» Exercise
Copy out every line exactly, passing over the pictures.

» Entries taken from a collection
━━━━━━━━━━━━━━━━
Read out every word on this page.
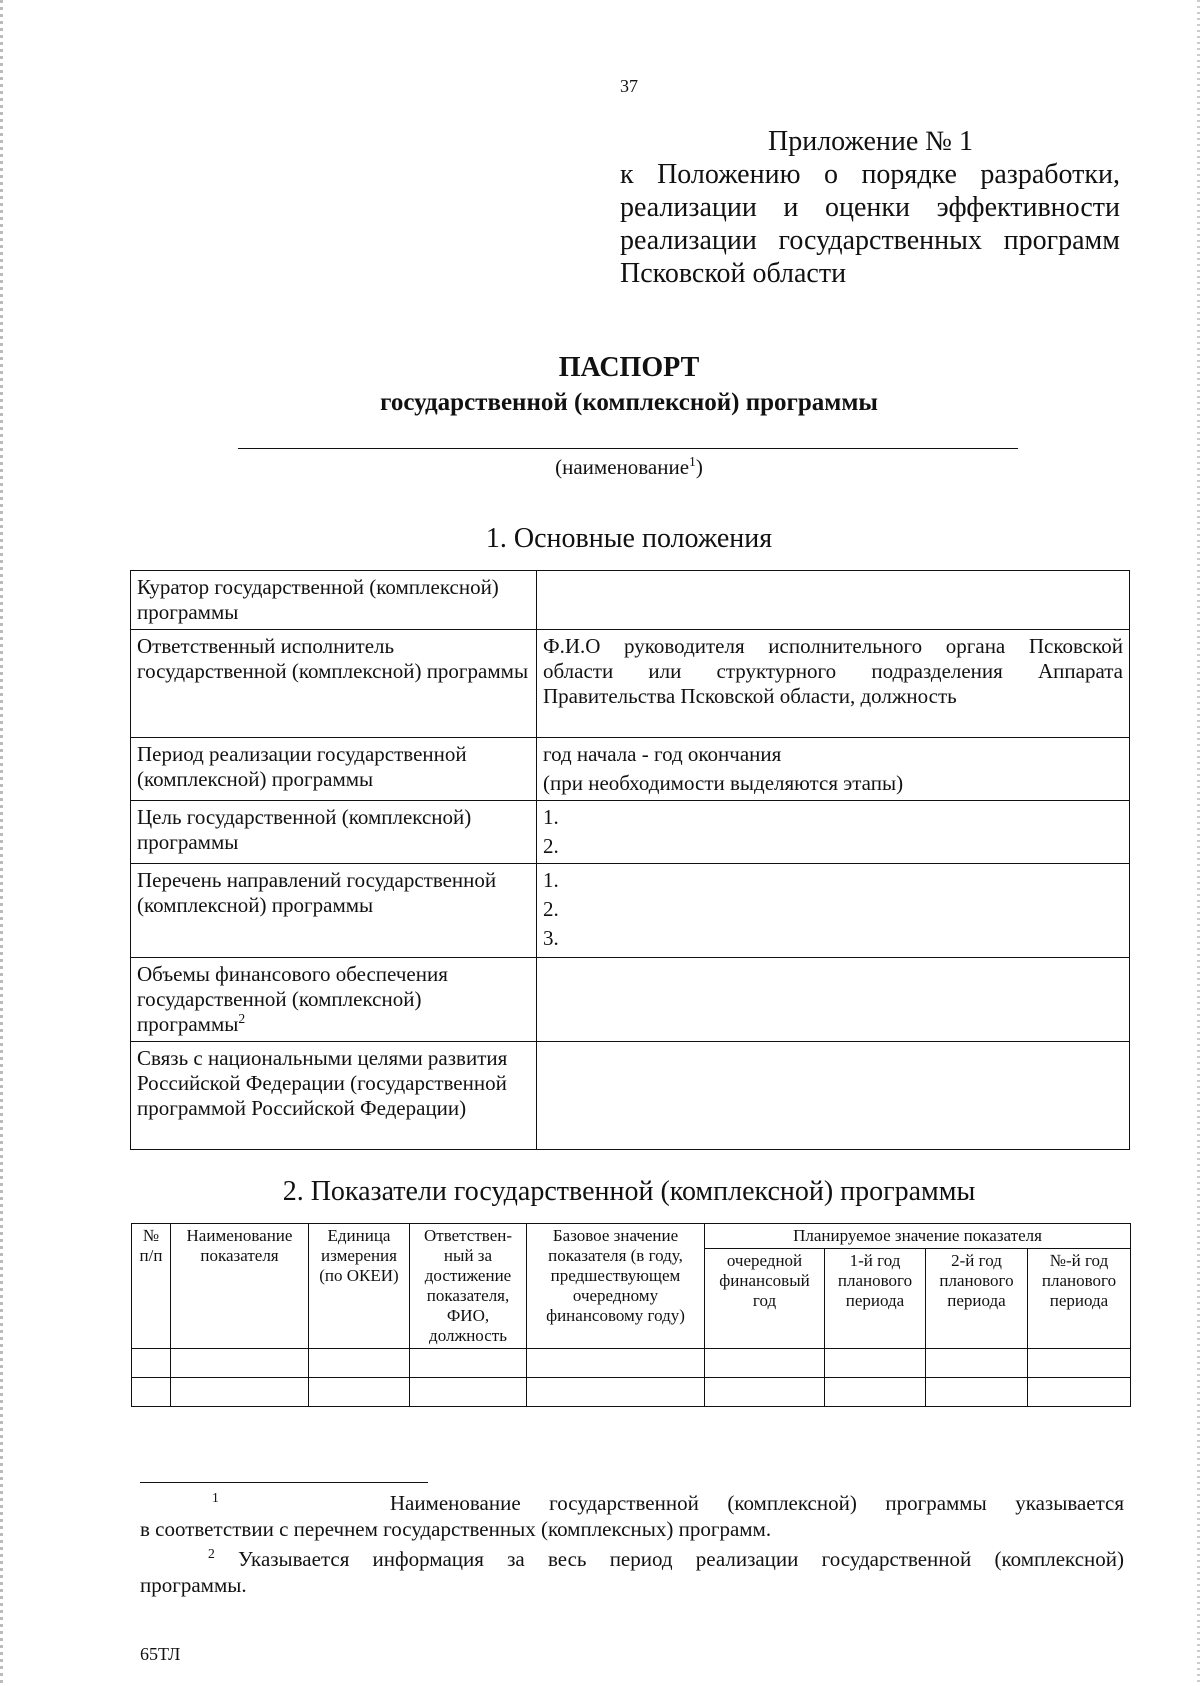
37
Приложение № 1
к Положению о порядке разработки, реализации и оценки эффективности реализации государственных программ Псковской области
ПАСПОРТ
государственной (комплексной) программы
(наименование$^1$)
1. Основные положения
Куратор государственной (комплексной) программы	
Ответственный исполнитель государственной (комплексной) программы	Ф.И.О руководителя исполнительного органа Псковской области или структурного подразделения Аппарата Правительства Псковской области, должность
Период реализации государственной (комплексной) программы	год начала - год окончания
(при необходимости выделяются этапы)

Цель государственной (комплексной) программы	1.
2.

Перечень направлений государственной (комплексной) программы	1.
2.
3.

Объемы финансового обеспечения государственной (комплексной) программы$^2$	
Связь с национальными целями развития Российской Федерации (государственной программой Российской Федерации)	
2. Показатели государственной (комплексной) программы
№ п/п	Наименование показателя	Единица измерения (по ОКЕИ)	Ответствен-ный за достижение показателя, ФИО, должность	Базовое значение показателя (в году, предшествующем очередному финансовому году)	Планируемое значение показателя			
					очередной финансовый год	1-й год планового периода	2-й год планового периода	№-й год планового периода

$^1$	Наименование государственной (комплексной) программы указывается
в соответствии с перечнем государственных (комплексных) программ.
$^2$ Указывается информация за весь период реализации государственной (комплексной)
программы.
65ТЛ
━━━━━━━━━━━━━━━━
» Correct result
Read out every word on this page.
37
Приложение № 1
к Положению о порядке разработки, реализации и оценки эффективности реализации государственных программ Псковской области
ПАСПОРТ
государственной (комплексной) программы
(наименование$^1$)
1. Основные положения
Куратор государственной (комплексной) программы	
Ответственный исполнитель государственной (комплексной) программы	Ф.И.О руководителя исполнительного органа Псковской области или структурного подразделения Аппарата Правительства Псковской области, должность
Период реализации государственной (комплексной) программы	год начала - год окончания
(при необходимости выделяются этапы)

Цель государственной (комплексной) программы	1.
2.

Перечень направлений государственной (комплексной) программы	1.
2.
3.

Объемы финансового обеспечения государственной (комплексной) программы$^2$	
Связь с национальными целями развития Российской Федерации (государственной программой Российской Федерации)	
2. Показатели государственной (комплексной) программы
№ п/п	Наименование показателя	Единица измерения (по ОКЕИ)	Ответствен-ный за достижение показателя, ФИО, должность	Базовое значение показателя (в году, предшествующем очередному финансовому году)	Планируемое значение показателя			
					очередной финансовый год	1-й год планового периода	2-й год планового периода	№-й год планового периода

$^1$	Наименование государственной (комплексной) программы указывается
в соответствии с перечнем государственных (комплексных) программ.
$^2$ Указывается информация за весь период реализации государственной (комплексной)
программы.
65ТЛ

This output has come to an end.